Collected data entries:

━━━━━━

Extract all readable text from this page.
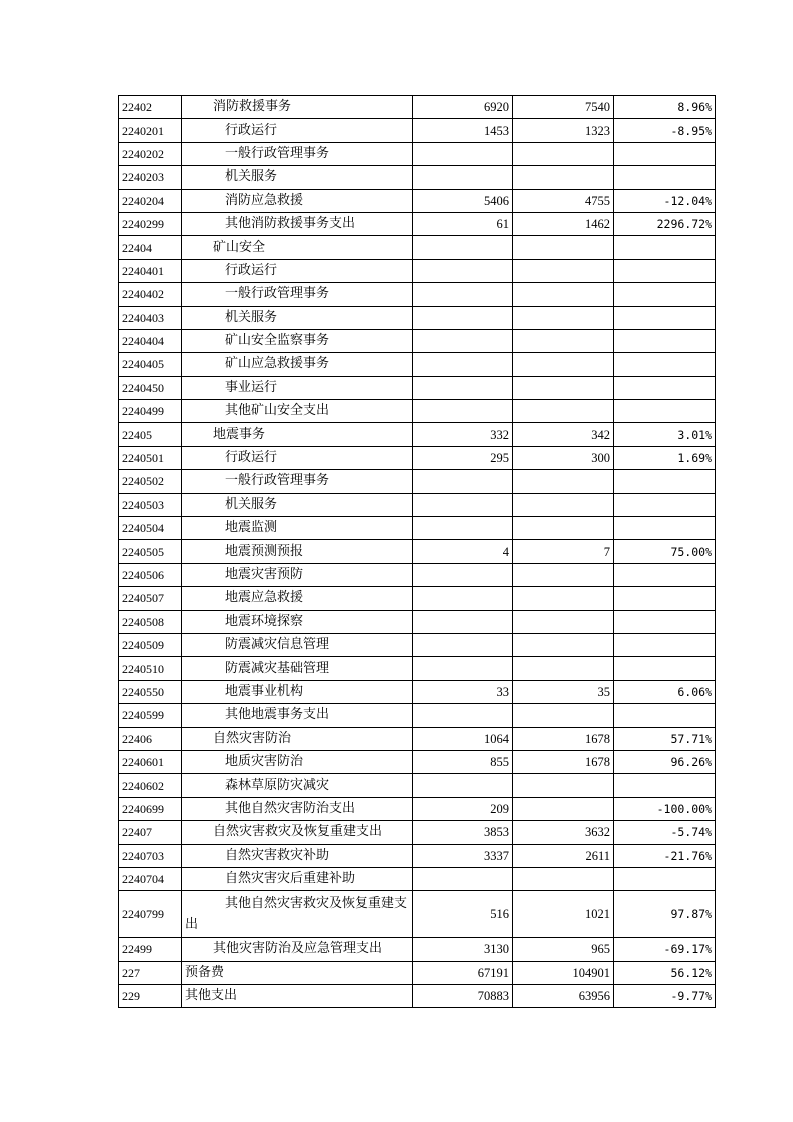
22402	消防救援事务	6920	7540	8.96%
2240201	行政运行	1453	1323	-8.95%
2240202	一般行政管理事务			
2240203	机关服务			
2240204	消防应急救援	5406	4755	-12.04%
2240299	其他消防救援事务支出	61	1462	2296.72%
22404	矿山安全			
2240401	行政运行			
2240402	一般行政管理事务			
2240403	机关服务			
2240404	矿山安全监察事务			
2240405	矿山应急救援事务			
2240450	事业运行			
2240499	其他矿山安全支出			
22405	地震事务	332	342	3.01%
2240501	行政运行	295	300	1.69%
2240502	一般行政管理事务			
2240503	机关服务			
2240504	地震监测			
2240505	地震预测预报	4	7	75.00%
2240506	地震灾害预防			
2240507	地震应急救援			
2240508	地震环境探察			
2240509	防震减灾信息管理			
2240510	防震减灾基础管理			
2240550	地震事业机构	33	35	6.06%
2240599	其他地震事务支出			
22406	自然灾害防治	1064	1678	57.71%
2240601	地质灾害防治	855	1678	96.26%
2240602	森林草原防灾减灾			
2240699	其他自然灾害防治支出	209		-100.00%
22407	自然灾害救灾及恢复重建支出	3853	3632	-5.74%
2240703	自然灾害救灾补助	3337	2611	-21.76%
2240704	自然灾害灾后重建补助			
2240799	其他自然灾害救灾及恢复重建支出	516	1021	97.87%
22499	其他灾害防治及应急管理支出	3130	965	-69.17%
227	预备费	67191	104901	56.12%
229	其他支出	70883	63956	-9.77%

━━━━━━

*Requirement:* In the records above, find each line holding "机关服务" and copy it.

*Result of the exercise:*
2240203	机关服务			
2240403	机关服务			
2240503	机关服务			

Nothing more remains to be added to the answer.